SUPPLIED INFORMATION.
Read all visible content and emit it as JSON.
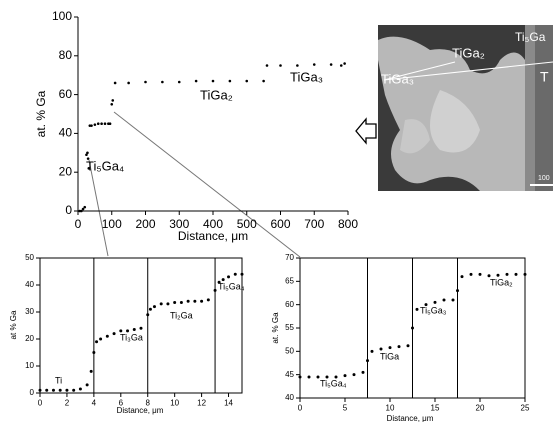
{
  "chart_data": [
    {
      "type": "scatter",
      "xlabel": "Distance, μm",
      "ylabel": "at. % Ga",
      "annotations": [
        "Ti₅Ga₄",
        "TiGa₂",
        "TiGa₃"
      ],
      "x": [
        5,
        10,
        15,
        20,
        25,
        28,
        30,
        32,
        35,
        40,
        50,
        60,
        70,
        80,
        90,
        95,
        100,
        103,
        110,
        150,
        200,
        250,
        300,
        350,
        400,
        450,
        500,
        550,
        560,
        600,
        650,
        700,
        750,
        780,
        790
      ],
      "values": [
        0,
        0,
        1,
        2,
        29,
        30,
        27,
        22,
        44,
        44,
        44.5,
        45,
        45,
        45,
        45,
        45,
        55,
        57,
        66,
        66,
        66.5,
        66.5,
        66.5,
        67,
        67,
        67,
        67,
        67,
        75,
        75,
        75,
        75.5,
        75.5,
        75,
        76
      ],
      "color": "#000000",
      "xlim": [
        0,
        800
      ],
      "ylim": [
        0,
        100
      ],
      "xticks": [
        0,
        100,
        200,
        300,
        400,
        500,
        600,
        700,
        800
      ],
      "yticks": [
        0,
        20,
        40,
        60,
        80,
        100
      ]
    },
    {
      "type": "scatter",
      "xlabel": "Distance, μm",
      "ylabel": "at % Ga",
      "annotations": [
        "Ti",
        "Ti₃Ga",
        "Ti₂Ga",
        "Ti₅Ga₄"
      ],
      "x": [
        0,
        0.5,
        1,
        1.5,
        2,
        2.5,
        3,
        3.5,
        3.8,
        4,
        4.2,
        4.5,
        5,
        5.5,
        6,
        6.5,
        7,
        7.5,
        8,
        8.2,
        8.5,
        9,
        9.5,
        10,
        10.5,
        11,
        11.5,
        12,
        12.5,
        13,
        13.3,
        13.6,
        14,
        14.5,
        15
      ],
      "values": [
        1,
        1,
        1,
        1,
        1,
        1,
        1.5,
        3,
        8,
        15,
        19,
        20,
        21,
        22,
        23,
        23,
        23.5,
        24,
        29,
        31,
        32,
        33,
        33,
        33.5,
        33.5,
        34,
        34,
        34,
        34.5,
        38,
        41,
        42,
        43,
        44,
        44
      ],
      "color": "#000000",
      "xlim": [
        0,
        15
      ],
      "ylim": [
        0,
        50
      ],
      "xticks": [
        0,
        2,
        4,
        6,
        8,
        10,
        12,
        14
      ],
      "yticks": [
        0,
        10,
        20,
        30,
        40,
        50
      ],
      "boundaries": [
        4,
        8,
        13
      ]
    },
    {
      "type": "scatter",
      "xlabel": "Distance, μm",
      "ylabel": "at. % Ga",
      "annotations": [
        "Ti₅Ga₄",
        "TiGa",
        "Ti₅Ga₃",
        "TiGa₂"
      ],
      "x": [
        0,
        1,
        2,
        3,
        4,
        5,
        6,
        7,
        7.5,
        8,
        9,
        10,
        11,
        12,
        12.5,
        13,
        14,
        15,
        16,
        17,
        17.5,
        18,
        19,
        20,
        21,
        22,
        23,
        24,
        25
      ],
      "values": [
        44.5,
        44.5,
        44.5,
        44.5,
        44.5,
        44.8,
        45,
        45.5,
        48,
        50,
        50.5,
        50.8,
        51,
        51.2,
        55,
        59,
        60,
        60.5,
        61,
        61,
        63,
        66,
        66.5,
        66.5,
        66.2,
        66.3,
        66.5,
        66.5,
        66.5
      ],
      "color": "#000000",
      "xlim": [
        0,
        25
      ],
      "ylim": [
        40,
        70
      ],
      "xticks": [
        0,
        5,
        10,
        15,
        20,
        25
      ],
      "yticks": [
        40,
        45,
        50,
        55,
        60,
        65,
        70
      ],
      "boundaries": [
        7.5,
        12.5,
        17.5
      ]
    }
  ],
  "micrograph": {
    "labels": [
      "Ti₅Ga",
      "TiGa₂",
      "TiGa₃",
      "T",
      "100"
    ]
  }
}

REQUIREMENT. Give the entries again word for word, but skip the pictures.

WORKED ANSWER.
Read all visible content and emit it as JSON.
{
  "chart_data": [
    {
      "type": "scatter",
      "xlabel": "Distance, μm",
      "ylabel": "at. % Ga",
      "annotations": [
        "Ti₅Ga₄",
        "TiGa₂",
        "TiGa₃"
      ],
      "x": [
        5,
        10,
        15,
        20,
        25,
        28,
        30,
        32,
        35,
        40,
        50,
        60,
        70,
        80,
        90,
        95,
        100,
        103,
        110,
        150,
        200,
        250,
        300,
        350,
        400,
        450,
        500,
        550,
        560,
        600,
        650,
        700,
        750,
        780,
        790
      ],
      "values": [
        0,
        0,
        1,
        2,
        29,
        30,
        27,
        22,
        44,
        44,
        44.5,
        45,
        45,
        45,
        45,
        45,
        55,
        57,
        66,
        66,
        66.5,
        66.5,
        66.5,
        67,
        67,
        67,
        67,
        67,
        75,
        75,
        75,
        75.5,
        75.5,
        75,
        76
      ],
      "color": "#000000",
      "xlim": [
        0,
        800
      ],
      "ylim": [
        0,
        100
      ],
      "xticks": [
        0,
        100,
        200,
        300,
        400,
        500,
        600,
        700,
        800
      ],
      "yticks": [
        0,
        20,
        40,
        60,
        80,
        100
      ]
    },
    {
      "type": "scatter",
      "xlabel": "Distance, μm",
      "ylabel": "at % Ga",
      "annotations": [
        "Ti",
        "Ti₃Ga",
        "Ti₂Ga",
        "Ti₅Ga₄"
      ],
      "x": [
        0,
        0.5,
        1,
        1.5,
        2,
        2.5,
        3,
        3.5,
        3.8,
        4,
        4.2,
        4.5,
        5,
        5.5,
        6,
        6.5,
        7,
        7.5,
        8,
        8.2,
        8.5,
        9,
        9.5,
        10,
        10.5,
        11,
        11.5,
        12,
        12.5,
        13,
        13.3,
        13.6,
        14,
        14.5,
        15
      ],
      "values": [
        1,
        1,
        1,
        1,
        1,
        1,
        1.5,
        3,
        8,
        15,
        19,
        20,
        21,
        22,
        23,
        23,
        23.5,
        24,
        29,
        31,
        32,
        33,
        33,
        33.5,
        33.5,
        34,
        34,
        34,
        34.5,
        38,
        41,
        42,
        43,
        44,
        44
      ],
      "color": "#000000",
      "xlim": [
        0,
        15
      ],
      "ylim": [
        0,
        50
      ],
      "xticks": [
        0,
        2,
        4,
        6,
        8,
        10,
        12,
        14
      ],
      "yticks": [
        0,
        10,
        20,
        30,
        40,
        50
      ],
      "boundaries": [
        4,
        8,
        13
      ]
    },
    {
      "type": "scatter",
      "xlabel": "Distance, μm",
      "ylabel": "at. % Ga",
      "annotations": [
        "Ti₅Ga₄",
        "TiGa",
        "Ti₅Ga₃",
        "TiGa₂"
      ],
      "x": [
        0,
        1,
        2,
        3,
        4,
        5,
        6,
        7,
        7.5,
        8,
        9,
        10,
        11,
        12,
        12.5,
        13,
        14,
        15,
        16,
        17,
        17.5,
        18,
        19,
        20,
        21,
        22,
        23,
        24,
        25
      ],
      "values": [
        44.5,
        44.5,
        44.5,
        44.5,
        44.5,
        44.8,
        45,
        45.5,
        48,
        50,
        50.5,
        50.8,
        51,
        51.2,
        55,
        59,
        60,
        60.5,
        61,
        61,
        63,
        66,
        66.5,
        66.5,
        66.2,
        66.3,
        66.5,
        66.5,
        66.5
      ],
      "color": "#000000",
      "xlim": [
        0,
        25
      ],
      "ylim": [
        40,
        70
      ],
      "xticks": [
        0,
        5,
        10,
        15,
        20,
        25
      ],
      "yticks": [
        40,
        45,
        50,
        55,
        60,
        65,
        70
      ],
      "boundaries": [
        7.5,
        12.5,
        17.5
      ]
    }
  ],
  "micrograph": {
    "labels": [
      "Ti₅Ga",
      "TiGa₂",
      "TiGa₃",
      "T",
      "100"
    ]
  }
}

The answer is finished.